**Task description:**
All of the data should be repeated exactly; pictures are not part of the copy.

↓

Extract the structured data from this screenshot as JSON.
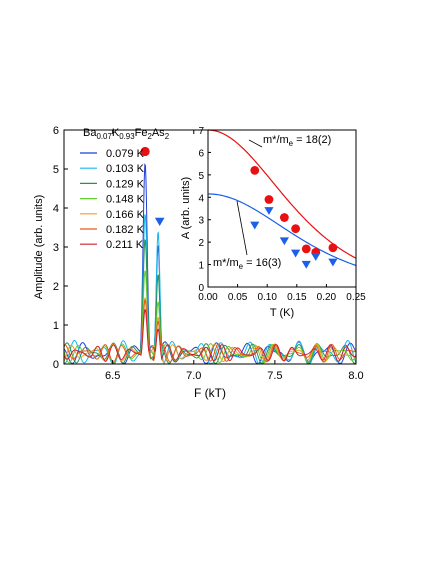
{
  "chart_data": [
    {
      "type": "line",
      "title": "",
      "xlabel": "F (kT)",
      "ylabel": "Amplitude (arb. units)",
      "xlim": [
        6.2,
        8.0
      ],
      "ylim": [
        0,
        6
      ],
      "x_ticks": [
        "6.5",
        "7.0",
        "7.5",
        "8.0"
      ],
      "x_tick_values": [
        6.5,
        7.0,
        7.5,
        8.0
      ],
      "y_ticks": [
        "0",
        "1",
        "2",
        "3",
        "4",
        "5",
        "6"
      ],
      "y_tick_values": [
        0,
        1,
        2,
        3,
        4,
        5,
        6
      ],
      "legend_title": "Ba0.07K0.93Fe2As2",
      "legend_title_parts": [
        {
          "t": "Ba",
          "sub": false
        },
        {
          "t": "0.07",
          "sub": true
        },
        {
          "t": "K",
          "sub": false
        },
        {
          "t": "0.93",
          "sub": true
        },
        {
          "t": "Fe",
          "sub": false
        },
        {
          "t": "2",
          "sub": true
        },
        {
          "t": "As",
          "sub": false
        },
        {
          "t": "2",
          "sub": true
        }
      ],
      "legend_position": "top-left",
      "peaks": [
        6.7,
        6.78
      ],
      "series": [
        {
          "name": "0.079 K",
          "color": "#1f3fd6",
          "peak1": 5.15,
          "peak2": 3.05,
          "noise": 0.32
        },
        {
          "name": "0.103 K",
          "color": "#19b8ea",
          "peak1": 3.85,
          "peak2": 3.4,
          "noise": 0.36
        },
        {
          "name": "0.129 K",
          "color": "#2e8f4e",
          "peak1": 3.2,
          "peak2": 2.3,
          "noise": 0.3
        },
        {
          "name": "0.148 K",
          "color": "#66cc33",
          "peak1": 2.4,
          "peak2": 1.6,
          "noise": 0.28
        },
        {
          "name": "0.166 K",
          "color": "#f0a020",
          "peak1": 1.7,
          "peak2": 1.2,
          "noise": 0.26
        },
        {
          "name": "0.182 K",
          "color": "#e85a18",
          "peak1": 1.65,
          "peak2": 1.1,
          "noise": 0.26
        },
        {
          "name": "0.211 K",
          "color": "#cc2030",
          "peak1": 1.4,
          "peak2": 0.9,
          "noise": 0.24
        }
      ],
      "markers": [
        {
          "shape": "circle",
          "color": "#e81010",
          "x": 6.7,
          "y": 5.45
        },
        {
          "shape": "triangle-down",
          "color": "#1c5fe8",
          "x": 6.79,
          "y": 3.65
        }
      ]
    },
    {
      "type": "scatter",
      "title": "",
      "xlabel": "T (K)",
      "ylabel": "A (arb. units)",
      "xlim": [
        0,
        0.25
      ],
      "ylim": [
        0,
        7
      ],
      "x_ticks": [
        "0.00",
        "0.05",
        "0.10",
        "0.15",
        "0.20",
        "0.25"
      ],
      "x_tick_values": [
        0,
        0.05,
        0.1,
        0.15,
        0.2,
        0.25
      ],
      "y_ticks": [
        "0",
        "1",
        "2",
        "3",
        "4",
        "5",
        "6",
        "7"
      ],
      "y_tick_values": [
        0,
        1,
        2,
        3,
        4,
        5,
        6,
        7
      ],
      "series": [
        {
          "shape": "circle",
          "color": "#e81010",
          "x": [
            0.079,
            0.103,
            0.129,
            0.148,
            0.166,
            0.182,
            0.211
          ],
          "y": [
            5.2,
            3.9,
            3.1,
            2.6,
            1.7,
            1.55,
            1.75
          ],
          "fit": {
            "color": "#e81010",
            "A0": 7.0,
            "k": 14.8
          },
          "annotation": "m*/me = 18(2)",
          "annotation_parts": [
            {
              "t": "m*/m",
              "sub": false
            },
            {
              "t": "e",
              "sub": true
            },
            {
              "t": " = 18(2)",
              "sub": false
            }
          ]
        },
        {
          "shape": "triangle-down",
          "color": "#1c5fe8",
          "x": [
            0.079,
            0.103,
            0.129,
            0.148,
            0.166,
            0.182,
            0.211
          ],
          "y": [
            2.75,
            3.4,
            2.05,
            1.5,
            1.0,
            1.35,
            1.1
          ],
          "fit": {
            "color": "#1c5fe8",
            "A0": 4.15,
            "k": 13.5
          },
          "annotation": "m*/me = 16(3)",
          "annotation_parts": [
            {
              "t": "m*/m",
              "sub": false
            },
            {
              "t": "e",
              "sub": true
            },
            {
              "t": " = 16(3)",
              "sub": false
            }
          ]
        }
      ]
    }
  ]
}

↑

**Output below:**
Extract the structured data from this screenshot as JSON.
{
  "chart_data": [
    {
      "type": "line",
      "title": "",
      "xlabel": "F (kT)",
      "ylabel": "Amplitude (arb. units)",
      "xlim": [
        6.2,
        8.0
      ],
      "ylim": [
        0,
        6
      ],
      "x_ticks": [
        "6.5",
        "7.0",
        "7.5",
        "8.0"
      ],
      "x_tick_values": [
        6.5,
        7.0,
        7.5,
        8.0
      ],
      "y_ticks": [
        "0",
        "1",
        "2",
        "3",
        "4",
        "5",
        "6"
      ],
      "y_tick_values": [
        0,
        1,
        2,
        3,
        4,
        5,
        6
      ],
      "legend_title": "Ba0.07K0.93Fe2As2",
      "legend_title_parts": [
        {
          "t": "Ba",
          "sub": false
        },
        {
          "t": "0.07",
          "sub": true
        },
        {
          "t": "K",
          "sub": false
        },
        {
          "t": "0.93",
          "sub": true
        },
        {
          "t": "Fe",
          "sub": false
        },
        {
          "t": "2",
          "sub": true
        },
        {
          "t": "As",
          "sub": false
        },
        {
          "t": "2",
          "sub": true
        }
      ],
      "legend_position": "top-left",
      "peaks": [
        6.7,
        6.78
      ],
      "series": [
        {
          "name": "0.079 K",
          "color": "#1f3fd6",
          "peak1": 5.15,
          "peak2": 3.05,
          "noise": 0.32
        },
        {
          "name": "0.103 K",
          "color": "#19b8ea",
          "peak1": 3.85,
          "peak2": 3.4,
          "noise": 0.36
        },
        {
          "name": "0.129 K",
          "color": "#2e8f4e",
          "peak1": 3.2,
          "peak2": 2.3,
          "noise": 0.3
        },
        {
          "name": "0.148 K",
          "color": "#66cc33",
          "peak1": 2.4,
          "peak2": 1.6,
          "noise": 0.28
        },
        {
          "name": "0.166 K",
          "color": "#f0a020",
          "peak1": 1.7,
          "peak2": 1.2,
          "noise": 0.26
        },
        {
          "name": "0.182 K",
          "color": "#e85a18",
          "peak1": 1.65,
          "peak2": 1.1,
          "noise": 0.26
        },
        {
          "name": "0.211 K",
          "color": "#cc2030",
          "peak1": 1.4,
          "peak2": 0.9,
          "noise": 0.24
        }
      ],
      "markers": [
        {
          "shape": "circle",
          "color": "#e81010",
          "x": 6.7,
          "y": 5.45
        },
        {
          "shape": "triangle-down",
          "color": "#1c5fe8",
          "x": 6.79,
          "y": 3.65
        }
      ]
    },
    {
      "type": "scatter",
      "title": "",
      "xlabel": "T (K)",
      "ylabel": "A (arb. units)",
      "xlim": [
        0,
        0.25
      ],
      "ylim": [
        0,
        7
      ],
      "x_ticks": [
        "0.00",
        "0.05",
        "0.10",
        "0.15",
        "0.20",
        "0.25"
      ],
      "x_tick_values": [
        0,
        0.05,
        0.1,
        0.15,
        0.2,
        0.25
      ],
      "y_ticks": [
        "0",
        "1",
        "2",
        "3",
        "4",
        "5",
        "6",
        "7"
      ],
      "y_tick_values": [
        0,
        1,
        2,
        3,
        4,
        5,
        6,
        7
      ],
      "series": [
        {
          "shape": "circle",
          "color": "#e81010",
          "x": [
            0.079,
            0.103,
            0.129,
            0.148,
            0.166,
            0.182,
            0.211
          ],
          "y": [
            5.2,
            3.9,
            3.1,
            2.6,
            1.7,
            1.55,
            1.75
          ],
          "fit": {
            "color": "#e81010",
            "A0": 7.0,
            "k": 14.8
          },
          "annotation": "m*/me = 18(2)",
          "annotation_parts": [
            {
              "t": "m*/m",
              "sub": false
            },
            {
              "t": "e",
              "sub": true
            },
            {
              "t": " = 18(2)",
              "sub": false
            }
          ]
        },
        {
          "shape": "triangle-down",
          "color": "#1c5fe8",
          "x": [
            0.079,
            0.103,
            0.129,
            0.148,
            0.166,
            0.182,
            0.211
          ],
          "y": [
            2.75,
            3.4,
            2.05,
            1.5,
            1.0,
            1.35,
            1.1
          ],
          "fit": {
            "color": "#1c5fe8",
            "A0": 4.15,
            "k": 13.5
          },
          "annotation": "m*/me = 16(3)",
          "annotation_parts": [
            {
              "t": "m*/m",
              "sub": false
            },
            {
              "t": "e",
              "sub": true
            },
            {
              "t": " = 16(3)",
              "sub": false
            }
          ]
        }
      ]
    }
  ]
}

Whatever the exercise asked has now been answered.